(Data records)
____________

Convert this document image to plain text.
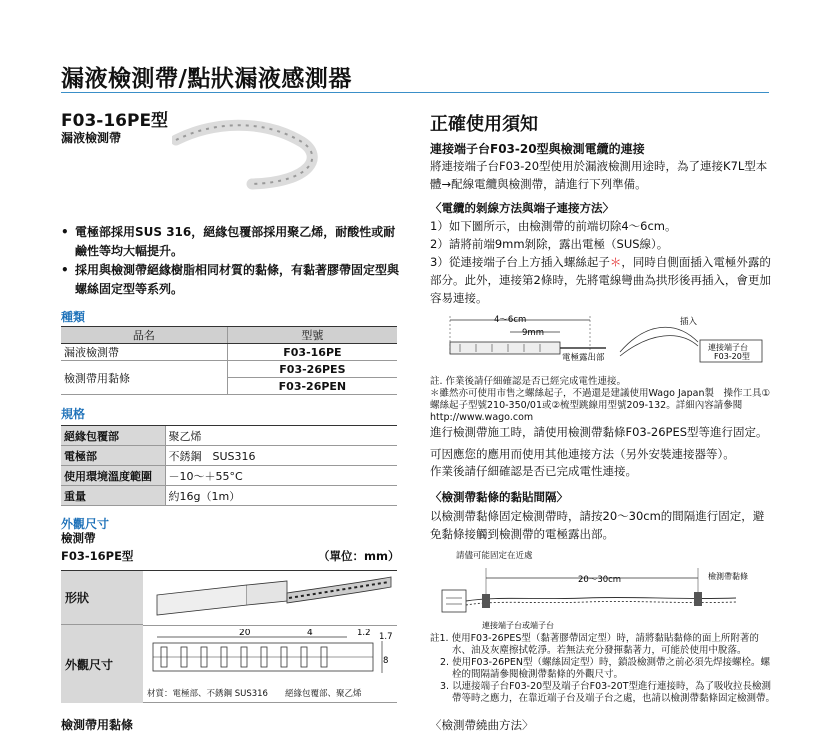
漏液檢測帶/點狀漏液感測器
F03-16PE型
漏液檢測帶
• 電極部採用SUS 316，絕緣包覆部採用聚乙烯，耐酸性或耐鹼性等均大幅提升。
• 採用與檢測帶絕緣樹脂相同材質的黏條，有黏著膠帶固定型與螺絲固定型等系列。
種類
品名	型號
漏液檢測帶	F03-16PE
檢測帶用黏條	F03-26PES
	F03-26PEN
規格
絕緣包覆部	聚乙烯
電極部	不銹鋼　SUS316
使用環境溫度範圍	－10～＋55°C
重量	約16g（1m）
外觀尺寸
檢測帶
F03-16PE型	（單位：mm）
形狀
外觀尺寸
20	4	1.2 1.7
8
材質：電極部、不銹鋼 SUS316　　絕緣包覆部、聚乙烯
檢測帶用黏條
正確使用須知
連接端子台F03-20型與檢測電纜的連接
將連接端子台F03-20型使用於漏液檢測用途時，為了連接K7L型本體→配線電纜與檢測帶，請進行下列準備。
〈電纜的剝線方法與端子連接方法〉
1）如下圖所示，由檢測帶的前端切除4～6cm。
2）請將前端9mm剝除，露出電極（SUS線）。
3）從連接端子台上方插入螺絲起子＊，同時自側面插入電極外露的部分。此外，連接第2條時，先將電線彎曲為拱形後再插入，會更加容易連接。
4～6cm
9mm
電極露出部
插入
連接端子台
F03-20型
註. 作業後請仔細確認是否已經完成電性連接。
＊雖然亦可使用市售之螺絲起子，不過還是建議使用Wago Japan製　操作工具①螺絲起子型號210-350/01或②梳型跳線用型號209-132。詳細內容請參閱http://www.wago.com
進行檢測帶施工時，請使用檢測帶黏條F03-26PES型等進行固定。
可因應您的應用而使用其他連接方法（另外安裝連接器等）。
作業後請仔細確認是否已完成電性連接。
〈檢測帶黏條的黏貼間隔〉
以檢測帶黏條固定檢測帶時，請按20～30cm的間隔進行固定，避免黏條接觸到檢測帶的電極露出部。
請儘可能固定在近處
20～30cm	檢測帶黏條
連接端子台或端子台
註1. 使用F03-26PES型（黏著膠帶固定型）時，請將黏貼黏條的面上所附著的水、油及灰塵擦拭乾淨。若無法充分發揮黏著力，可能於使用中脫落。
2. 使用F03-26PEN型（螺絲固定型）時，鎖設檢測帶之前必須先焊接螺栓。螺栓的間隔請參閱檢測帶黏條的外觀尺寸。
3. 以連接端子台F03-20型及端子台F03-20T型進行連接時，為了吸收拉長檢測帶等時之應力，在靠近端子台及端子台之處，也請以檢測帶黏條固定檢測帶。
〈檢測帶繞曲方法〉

____________

== PROBLEM STATEMENT ==
Reproduce every record above exactly, omitting the pictures.

== CORRECT ANSWER ==
Convert this document image to plain text.
漏液檢測帶/點狀漏液感測器
F03-16PE型
漏液檢測帶
• 電極部採用SUS 316，絕緣包覆部採用聚乙烯，耐酸性或耐鹼性等均大幅提升。
• 採用與檢測帶絕緣樹脂相同材質的黏條，有黏著膠帶固定型與螺絲固定型等系列。
種類
品名	型號
漏液檢測帶	F03-16PE
檢測帶用黏條	F03-26PES
	F03-26PEN
規格
絕緣包覆部	聚乙烯
電極部	不銹鋼　SUS316
使用環境溫度範圍	－10～＋55°C
重量	約16g（1m）
外觀尺寸
檢測帶
F03-16PE型	（單位：mm）
形狀
外觀尺寸
20	4	1.2 1.7
8
材質：電極部、不銹鋼 SUS316　　絕緣包覆部、聚乙烯
檢測帶用黏條
正確使用須知
連接端子台F03-20型與檢測電纜的連接
將連接端子台F03-20型使用於漏液檢測用途時，為了連接K7L型本體→配線電纜與檢測帶，請進行下列準備。
〈電纜的剝線方法與端子連接方法〉
1）如下圖所示，由檢測帶的前端切除4～6cm。
2）請將前端9mm剝除，露出電極（SUS線）。
3）從連接端子台上方插入螺絲起子＊，同時自側面插入電極外露的部分。此外，連接第2條時，先將電線彎曲為拱形後再插入，會更加容易連接。
4～6cm
9mm
電極露出部
插入
連接端子台
F03-20型
註. 作業後請仔細確認是否已經完成電性連接。
＊雖然亦可使用市售之螺絲起子，不過還是建議使用Wago Japan製　操作工具①螺絲起子型號210-350/01或②梳型跳線用型號209-132。詳細內容請參閱http://www.wago.com
進行檢測帶施工時，請使用檢測帶黏條F03-26PES型等進行固定。
可因應您的應用而使用其他連接方法（另外安裝連接器等）。
作業後請仔細確認是否已完成電性連接。
〈檢測帶黏條的黏貼間隔〉
以檢測帶黏條固定檢測帶時，請按20～30cm的間隔進行固定，避免黏條接觸到檢測帶的電極露出部。
請儘可能固定在近處
20～30cm	檢測帶黏條
連接端子台或端子台
註1. 使用F03-26PES型（黏著膠帶固定型）時，請將黏貼黏條的面上所附著的水、油及灰塵擦拭乾淨。若無法充分發揮黏著力，可能於使用中脫落。
2. 使用F03-26PEN型（螺絲固定型）時，鎖設檢測帶之前必須先焊接螺栓。螺栓的間隔請參閱檢測帶黏條的外觀尺寸。
3. 以連接端子台F03-20型及端子台F03-20T型進行連接時，為了吸收拉長檢測帶等時之應力，在靠近端子台及端子台之處，也請以檢測帶黏條固定檢測帶。
〈檢測帶繞曲方法〉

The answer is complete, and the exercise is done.